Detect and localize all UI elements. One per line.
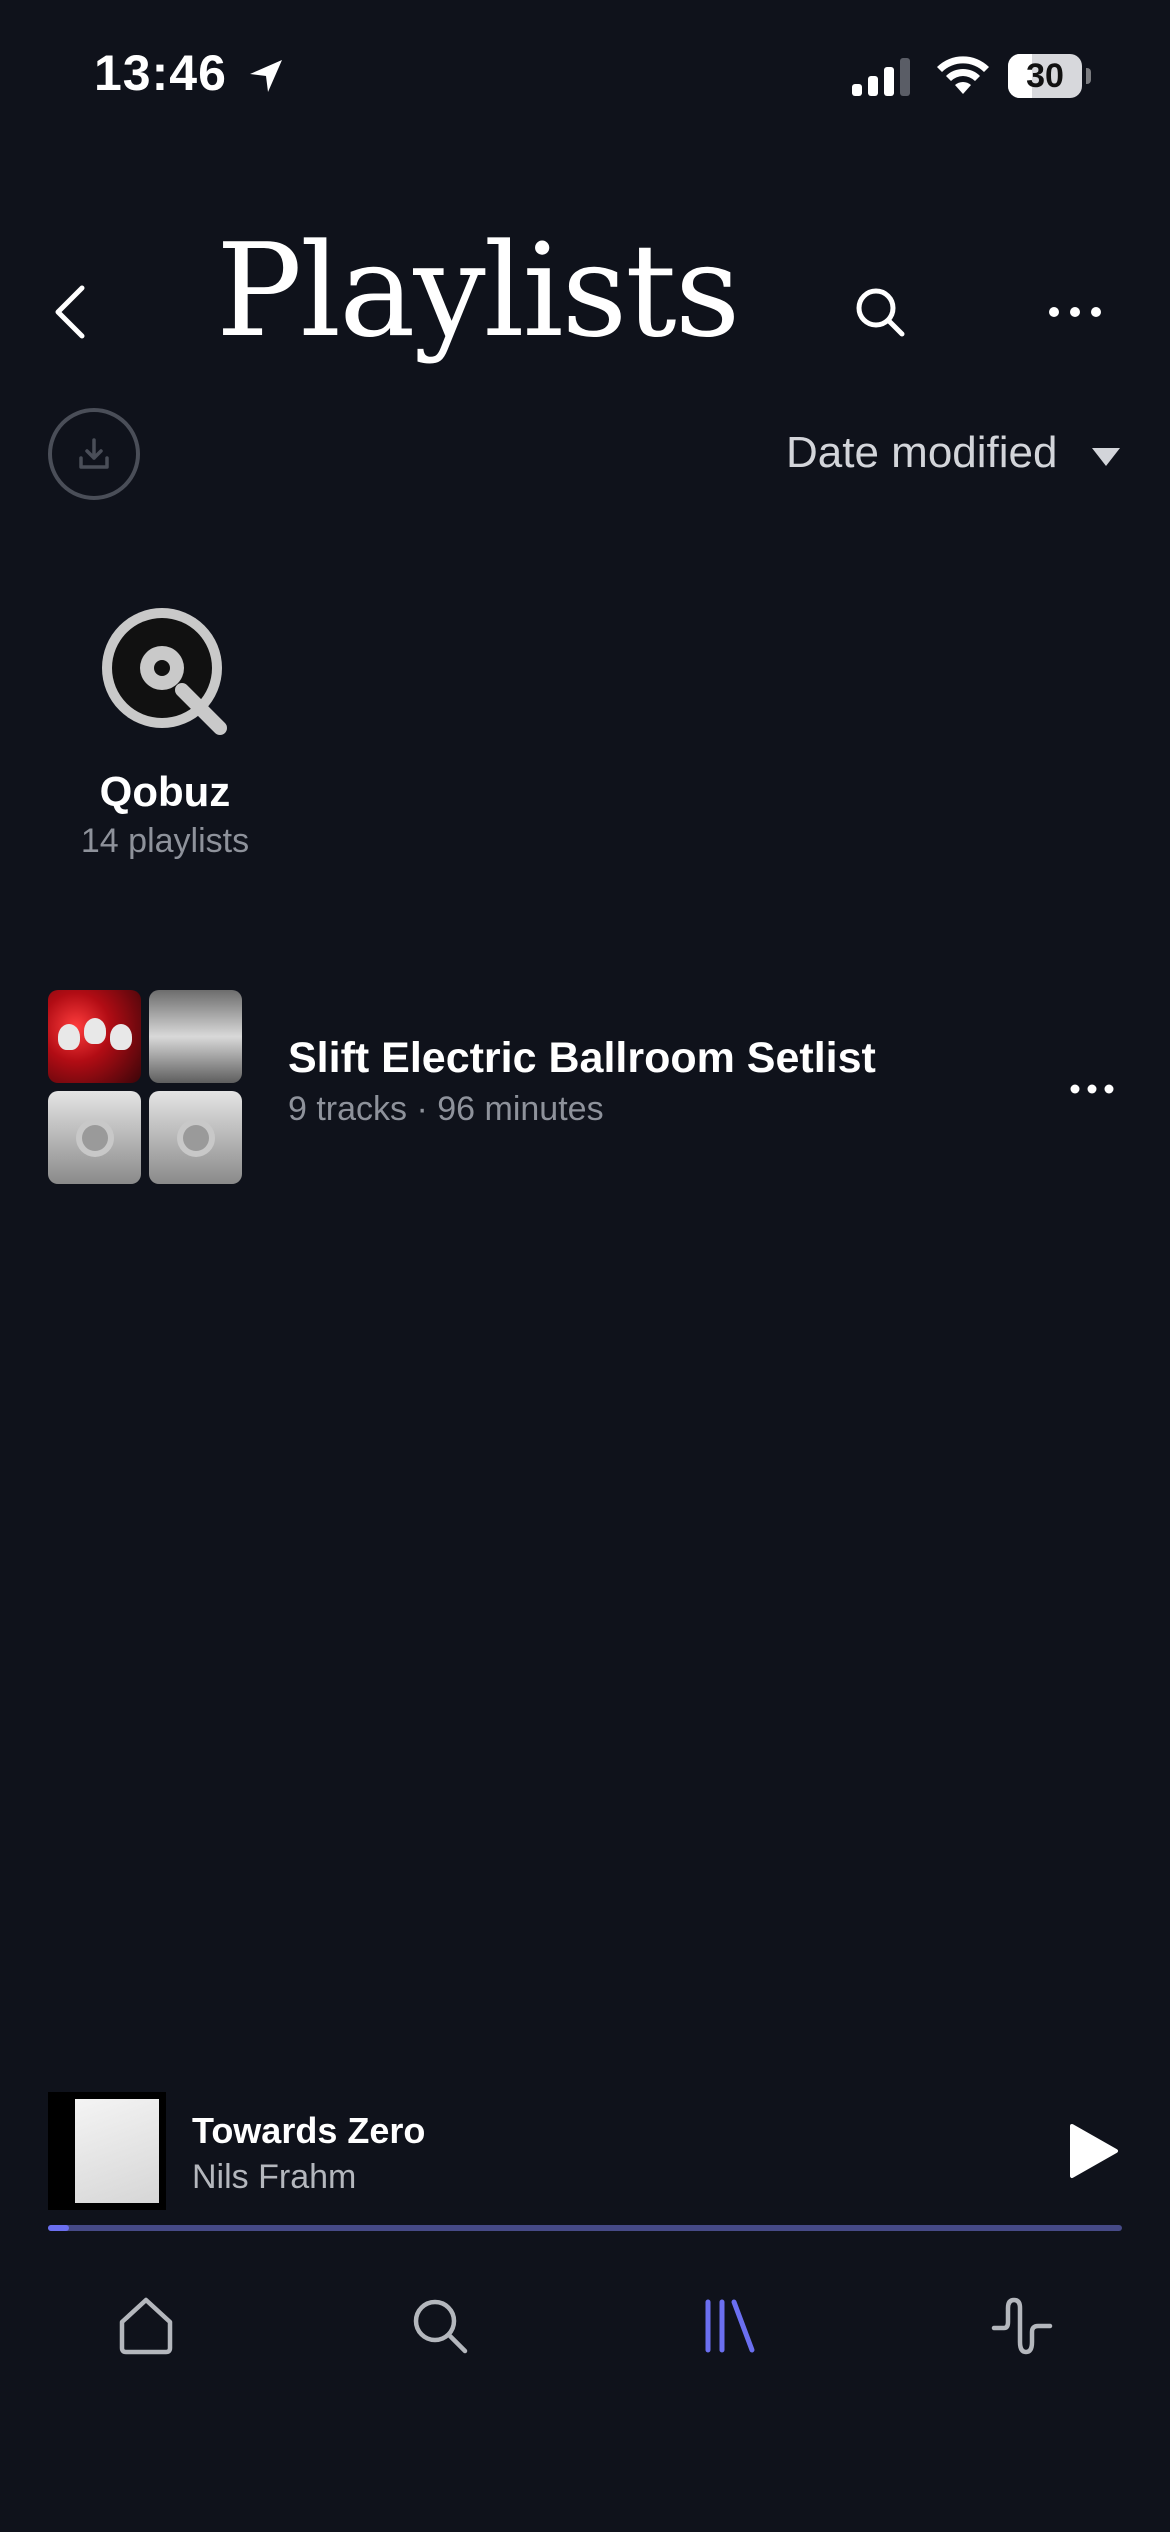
now-playing-title[interactable]: Towards Zero [192,2110,425,2152]
cellular-signal-icon [852,58,910,96]
artwork-tile [48,1091,141,1184]
download-icon [79,438,109,469]
status-time: 13:46 [94,45,227,101]
qobuz-playlist-count: 14 playlists [80,822,250,860]
playback-progress-bar[interactable] [48,2225,1122,2231]
back-chevron-icon[interactable] [48,282,92,342]
download-filter-button[interactable] [48,408,140,500]
playback-progress-fill [48,2225,70,2231]
now-playing-artist[interactable]: Nils Frahm [192,2158,356,2197]
more-options-icon[interactable] [1048,298,1102,326]
qobuz-logo-icon[interactable] [96,602,236,742]
sort-selector[interactable]: Date modified [786,428,1057,478]
activity-tab-icon[interactable] [990,2294,1054,2358]
search-icon[interactable] [852,284,908,340]
battery-level: 30 [1026,57,1064,95]
page-title: Playlists [216,217,740,366]
playlist-meta: 9 tracks · 96 minutes [288,1090,604,1128]
battery-indicator: 30 [1008,54,1091,98]
artwork-tile [48,990,141,1083]
library-tab-icon[interactable] [698,2294,762,2358]
now-playing-artwork[interactable] [48,2092,166,2210]
playlist-title[interactable]: Slift Electric Ballroom Setlist [288,1034,876,1083]
qobuz-folder-name[interactable]: Qobuz [60,768,270,816]
play-icon[interactable] [1068,2122,1120,2180]
home-tab-icon[interactable] [114,2294,178,2358]
wifi-icon [937,56,989,94]
location-arrow-icon [250,60,282,92]
dropdown-triangle-icon[interactable] [1090,446,1122,468]
playlist-more-icon[interactable] [1070,1080,1114,1098]
playlist-artwork-mosaic[interactable] [48,990,242,1184]
artwork-tile [149,1091,242,1184]
search-tab-icon[interactable] [408,2294,472,2358]
artwork-tile [149,990,242,1083]
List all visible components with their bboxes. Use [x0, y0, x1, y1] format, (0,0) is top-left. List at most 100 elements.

— Short task —
Rewrite everything from the line containing "now-playing-title[interactable]: Towards Zero" down to the line containing "qobuz-playlist-count: 14 playlists" as a JSON list of strings, one string per line, leaving out any blank lines.

— Answer to this exercise —
[
  "now-playing-title[interactable]: Towards Zero [192,2110,425,2152]",
  "cellular-signal-icon [852,58,910,96]",
  "artwork-tile [48,1091,141,1184]",
  "download-icon [79,438,109,469]",
  "status-time: 13:46 [94,45,227,101]",
  "qobuz-playlist-count: 14 playlists [80,822,250,860]"
]